Copy all entries without alteration and skip the pictures they hold.

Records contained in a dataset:

* * *

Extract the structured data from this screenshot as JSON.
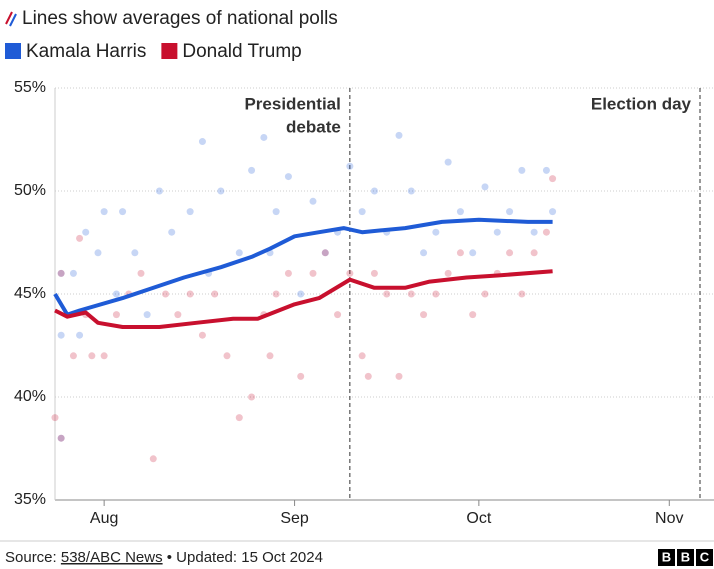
{
  "chart_data": {
    "type": "line",
    "title": "Lines show averages of national polls",
    "xlim": [
      23,
      128
    ],
    "xticks": [
      {
        "value": 31,
        "label": "Aug"
      },
      {
        "value": 62,
        "label": "Sep"
      },
      {
        "value": 92,
        "label": "Oct"
      },
      {
        "value": 123,
        "label": "Nov"
      }
    ],
    "ylim": [
      35,
      55
    ],
    "yticks": [
      {
        "value": 35,
        "label": "35%"
      },
      {
        "value": 40,
        "label": "40%"
      },
      {
        "value": 45,
        "label": "45%"
      },
      {
        "value": 50,
        "label": "50%"
      },
      {
        "value": 55,
        "label": "55%"
      }
    ],
    "grid": true,
    "events": [
      {
        "x": 71,
        "label": [
          "Presidential",
          "debate"
        ]
      },
      {
        "x": 128,
        "label": [
          "Election day"
        ]
      }
    ],
    "series": [
      {
        "name": "Kamala Harris",
        "color": "#1f5bd6",
        "x": [
          23,
          25,
          27,
          34,
          38,
          44,
          50,
          55,
          58,
          62,
          66,
          70,
          73,
          80,
          86,
          92,
          100,
          104
        ],
        "values": [
          45,
          44,
          44.2,
          44.8,
          45.2,
          45.8,
          46.3,
          46.8,
          47.2,
          47.8,
          48,
          48.2,
          48,
          48.2,
          48.5,
          48.6,
          48.5,
          48.5
        ],
        "polls_x": [
          24,
          24,
          24,
          26,
          27,
          28,
          30,
          31,
          33,
          34,
          36,
          38,
          40,
          42,
          45,
          47,
          48,
          50,
          53,
          55,
          57,
          58,
          59,
          61,
          63,
          65,
          67,
          69,
          71,
          73,
          75,
          77,
          79,
          81,
          83,
          85,
          87,
          89,
          91,
          93,
          95,
          97,
          99,
          101,
          103,
          104
        ],
        "polls": [
          46,
          43,
          38,
          46,
          43,
          48,
          47,
          49,
          45,
          49,
          47,
          44,
          50,
          48,
          49,
          52.4,
          46,
          50,
          47,
          51,
          52.6,
          47,
          49,
          50.7,
          45,
          49.5,
          47,
          48,
          51.2,
          49,
          50,
          48,
          52.7,
          50,
          47,
          48,
          51.4,
          49,
          47,
          50.2,
          48,
          49,
          51,
          48,
          51,
          49
        ]
      },
      {
        "name": "Donald Trump",
        "color": "#c8102e",
        "x": [
          23,
          25,
          28,
          30,
          34,
          40,
          46,
          52,
          56,
          62,
          66,
          71,
          75,
          80,
          84,
          90,
          95,
          104
        ],
        "values": [
          44.2,
          43.9,
          44.1,
          43.6,
          43.4,
          43.4,
          43.6,
          43.8,
          43.8,
          44.5,
          44.8,
          45.7,
          45.3,
          45.3,
          45.6,
          45.8,
          45.9,
          46.1
        ],
        "polls_x": [
          23,
          24,
          24,
          26,
          27,
          28,
          29,
          31,
          33,
          35,
          37,
          39,
          41,
          43,
          45,
          47,
          49,
          51,
          53,
          55,
          57,
          58,
          59,
          61,
          63,
          65,
          67,
          69,
          71,
          73,
          74,
          75,
          77,
          79,
          81,
          83,
          85,
          87,
          89,
          91,
          93,
          95,
          97,
          99,
          101,
          103,
          104
        ],
        "polls": [
          39,
          46,
          38,
          42,
          47.7,
          44,
          42,
          42,
          44,
          45,
          46,
          37,
          45,
          44,
          45,
          43,
          45,
          42,
          39,
          40,
          44,
          42,
          45,
          46,
          41,
          46,
          47,
          44,
          46,
          42,
          41,
          46,
          45,
          41,
          45,
          44,
          45,
          46,
          47,
          44,
          45,
          46,
          47,
          45,
          47,
          48,
          50.6
        ]
      }
    ]
  },
  "footer": {
    "source_label": "Source:",
    "source_link": "538/ABC News",
    "updated": "• Updated: 15 Oct 2024",
    "logo": [
      "B",
      "B",
      "C"
    ]
  }
}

* * *

Answer in full ▸
Extract the structured data from this screenshot as JSON.
{
  "chart_data": {
    "type": "line",
    "title": "Lines show averages of national polls",
    "xlim": [
      23,
      128
    ],
    "xticks": [
      {
        "value": 31,
        "label": "Aug"
      },
      {
        "value": 62,
        "label": "Sep"
      },
      {
        "value": 92,
        "label": "Oct"
      },
      {
        "value": 123,
        "label": "Nov"
      }
    ],
    "ylim": [
      35,
      55
    ],
    "yticks": [
      {
        "value": 35,
        "label": "35%"
      },
      {
        "value": 40,
        "label": "40%"
      },
      {
        "value": 45,
        "label": "45%"
      },
      {
        "value": 50,
        "label": "50%"
      },
      {
        "value": 55,
        "label": "55%"
      }
    ],
    "grid": true,
    "events": [
      {
        "x": 71,
        "label": [
          "Presidential",
          "debate"
        ]
      },
      {
        "x": 128,
        "label": [
          "Election day"
        ]
      }
    ],
    "series": [
      {
        "name": "Kamala Harris",
        "color": "#1f5bd6",
        "x": [
          23,
          25,
          27,
          34,
          38,
          44,
          50,
          55,
          58,
          62,
          66,
          70,
          73,
          80,
          86,
          92,
          100,
          104
        ],
        "values": [
          45,
          44,
          44.2,
          44.8,
          45.2,
          45.8,
          46.3,
          46.8,
          47.2,
          47.8,
          48,
          48.2,
          48,
          48.2,
          48.5,
          48.6,
          48.5,
          48.5
        ],
        "polls_x": [
          24,
          24,
          24,
          26,
          27,
          28,
          30,
          31,
          33,
          34,
          36,
          38,
          40,
          42,
          45,
          47,
          48,
          50,
          53,
          55,
          57,
          58,
          59,
          61,
          63,
          65,
          67,
          69,
          71,
          73,
          75,
          77,
          79,
          81,
          83,
          85,
          87,
          89,
          91,
          93,
          95,
          97,
          99,
          101,
          103,
          104
        ],
        "polls": [
          46,
          43,
          38,
          46,
          43,
          48,
          47,
          49,
          45,
          49,
          47,
          44,
          50,
          48,
          49,
          52.4,
          46,
          50,
          47,
          51,
          52.6,
          47,
          49,
          50.7,
          45,
          49.5,
          47,
          48,
          51.2,
          49,
          50,
          48,
          52.7,
          50,
          47,
          48,
          51.4,
          49,
          47,
          50.2,
          48,
          49,
          51,
          48,
          51,
          49
        ]
      },
      {
        "name": "Donald Trump",
        "color": "#c8102e",
        "x": [
          23,
          25,
          28,
          30,
          34,
          40,
          46,
          52,
          56,
          62,
          66,
          71,
          75,
          80,
          84,
          90,
          95,
          104
        ],
        "values": [
          44.2,
          43.9,
          44.1,
          43.6,
          43.4,
          43.4,
          43.6,
          43.8,
          43.8,
          44.5,
          44.8,
          45.7,
          45.3,
          45.3,
          45.6,
          45.8,
          45.9,
          46.1
        ],
        "polls_x": [
          23,
          24,
          24,
          26,
          27,
          28,
          29,
          31,
          33,
          35,
          37,
          39,
          41,
          43,
          45,
          47,
          49,
          51,
          53,
          55,
          57,
          58,
          59,
          61,
          63,
          65,
          67,
          69,
          71,
          73,
          74,
          75,
          77,
          79,
          81,
          83,
          85,
          87,
          89,
          91,
          93,
          95,
          97,
          99,
          101,
          103,
          104
        ],
        "polls": [
          39,
          46,
          38,
          42,
          47.7,
          44,
          42,
          42,
          44,
          45,
          46,
          37,
          45,
          44,
          45,
          43,
          45,
          42,
          39,
          40,
          44,
          42,
          45,
          46,
          41,
          46,
          47,
          44,
          46,
          42,
          41,
          46,
          45,
          41,
          45,
          44,
          45,
          46,
          47,
          44,
          45,
          46,
          47,
          45,
          47,
          48,
          50.6
        ]
      }
    ]
  },
  "footer": {
    "source_label": "Source:",
    "source_link": "538/ABC News",
    "updated": "• Updated: 15 Oct 2024",
    "logo": [
      "B",
      "B",
      "C"
    ]
  }
}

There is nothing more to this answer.